> **DATA PROVIDED**:
--
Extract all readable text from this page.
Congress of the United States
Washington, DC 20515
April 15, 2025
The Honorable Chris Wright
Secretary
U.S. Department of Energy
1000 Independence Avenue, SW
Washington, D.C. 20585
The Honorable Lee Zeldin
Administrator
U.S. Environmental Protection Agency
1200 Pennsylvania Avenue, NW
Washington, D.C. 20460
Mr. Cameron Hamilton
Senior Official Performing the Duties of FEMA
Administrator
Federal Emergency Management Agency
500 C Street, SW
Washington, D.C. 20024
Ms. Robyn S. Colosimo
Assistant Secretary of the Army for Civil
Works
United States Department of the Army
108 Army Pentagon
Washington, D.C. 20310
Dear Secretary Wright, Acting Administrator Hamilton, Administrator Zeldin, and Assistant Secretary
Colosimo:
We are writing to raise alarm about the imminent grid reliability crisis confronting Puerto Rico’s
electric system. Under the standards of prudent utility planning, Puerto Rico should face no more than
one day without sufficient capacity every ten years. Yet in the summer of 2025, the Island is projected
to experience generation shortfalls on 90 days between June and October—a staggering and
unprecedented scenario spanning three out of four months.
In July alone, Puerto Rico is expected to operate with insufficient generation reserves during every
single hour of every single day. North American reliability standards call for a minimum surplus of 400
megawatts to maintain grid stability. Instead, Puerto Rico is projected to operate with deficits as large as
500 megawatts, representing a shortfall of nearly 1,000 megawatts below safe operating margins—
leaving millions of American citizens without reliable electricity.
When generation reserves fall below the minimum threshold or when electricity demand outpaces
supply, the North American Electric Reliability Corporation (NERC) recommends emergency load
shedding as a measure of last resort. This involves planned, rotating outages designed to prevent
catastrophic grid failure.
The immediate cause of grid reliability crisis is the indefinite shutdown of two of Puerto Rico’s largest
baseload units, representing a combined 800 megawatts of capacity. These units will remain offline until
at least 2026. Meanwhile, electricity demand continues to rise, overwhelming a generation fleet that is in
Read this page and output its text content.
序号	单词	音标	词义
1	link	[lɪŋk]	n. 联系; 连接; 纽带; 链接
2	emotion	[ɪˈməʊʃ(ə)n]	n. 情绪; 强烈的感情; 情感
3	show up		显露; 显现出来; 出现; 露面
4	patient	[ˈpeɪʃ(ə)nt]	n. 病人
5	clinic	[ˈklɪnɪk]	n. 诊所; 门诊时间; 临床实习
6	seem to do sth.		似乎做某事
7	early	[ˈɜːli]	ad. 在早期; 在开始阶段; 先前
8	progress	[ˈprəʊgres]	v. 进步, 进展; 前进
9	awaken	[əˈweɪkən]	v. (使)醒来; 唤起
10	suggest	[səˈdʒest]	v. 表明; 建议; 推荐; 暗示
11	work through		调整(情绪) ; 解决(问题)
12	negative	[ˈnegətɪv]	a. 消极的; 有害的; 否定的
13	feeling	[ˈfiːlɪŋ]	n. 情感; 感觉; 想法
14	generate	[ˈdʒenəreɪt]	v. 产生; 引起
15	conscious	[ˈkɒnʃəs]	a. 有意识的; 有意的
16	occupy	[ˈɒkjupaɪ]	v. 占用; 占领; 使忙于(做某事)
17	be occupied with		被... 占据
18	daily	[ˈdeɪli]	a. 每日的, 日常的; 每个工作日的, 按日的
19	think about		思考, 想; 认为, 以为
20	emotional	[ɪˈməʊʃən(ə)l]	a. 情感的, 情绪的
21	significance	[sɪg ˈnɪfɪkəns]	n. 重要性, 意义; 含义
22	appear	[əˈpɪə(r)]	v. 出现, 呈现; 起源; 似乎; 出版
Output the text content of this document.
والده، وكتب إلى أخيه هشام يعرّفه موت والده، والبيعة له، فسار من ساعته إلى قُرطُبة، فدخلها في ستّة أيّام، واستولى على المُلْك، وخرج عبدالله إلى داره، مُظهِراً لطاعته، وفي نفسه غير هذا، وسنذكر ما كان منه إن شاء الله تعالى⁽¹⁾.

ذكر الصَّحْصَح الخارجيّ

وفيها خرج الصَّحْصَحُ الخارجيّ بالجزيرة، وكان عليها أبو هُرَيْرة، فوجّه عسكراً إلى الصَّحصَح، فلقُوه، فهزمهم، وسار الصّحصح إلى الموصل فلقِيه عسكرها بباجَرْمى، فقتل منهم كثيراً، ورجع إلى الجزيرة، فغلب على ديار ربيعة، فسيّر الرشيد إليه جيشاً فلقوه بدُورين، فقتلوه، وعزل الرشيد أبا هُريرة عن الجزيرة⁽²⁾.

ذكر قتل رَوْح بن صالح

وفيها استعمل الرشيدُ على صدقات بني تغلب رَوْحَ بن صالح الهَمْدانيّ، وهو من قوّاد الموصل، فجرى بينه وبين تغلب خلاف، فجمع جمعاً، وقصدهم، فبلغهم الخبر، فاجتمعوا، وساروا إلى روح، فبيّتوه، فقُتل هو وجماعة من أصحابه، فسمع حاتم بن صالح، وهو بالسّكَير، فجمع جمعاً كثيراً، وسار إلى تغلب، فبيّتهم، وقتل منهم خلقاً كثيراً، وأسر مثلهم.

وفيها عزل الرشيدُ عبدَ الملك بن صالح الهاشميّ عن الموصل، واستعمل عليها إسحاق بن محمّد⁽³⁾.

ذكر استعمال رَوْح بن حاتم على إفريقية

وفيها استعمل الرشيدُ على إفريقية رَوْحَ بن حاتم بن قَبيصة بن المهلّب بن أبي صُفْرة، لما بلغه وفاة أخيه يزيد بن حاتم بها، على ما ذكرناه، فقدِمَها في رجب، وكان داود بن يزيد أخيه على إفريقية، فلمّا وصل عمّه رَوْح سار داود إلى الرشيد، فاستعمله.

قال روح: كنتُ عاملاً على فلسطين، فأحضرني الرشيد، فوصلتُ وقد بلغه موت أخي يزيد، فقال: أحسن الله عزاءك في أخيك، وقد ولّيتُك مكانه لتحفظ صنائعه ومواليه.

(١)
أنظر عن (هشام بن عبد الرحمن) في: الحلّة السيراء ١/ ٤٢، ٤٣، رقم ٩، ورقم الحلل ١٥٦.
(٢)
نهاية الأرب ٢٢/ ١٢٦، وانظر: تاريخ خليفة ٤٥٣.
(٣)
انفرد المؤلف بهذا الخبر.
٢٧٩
--
> **WHAT IS ASKED**: Provide only the count of lines in the material above that hold the word "capacity".

> **EXERCISE SOLUTION**: 2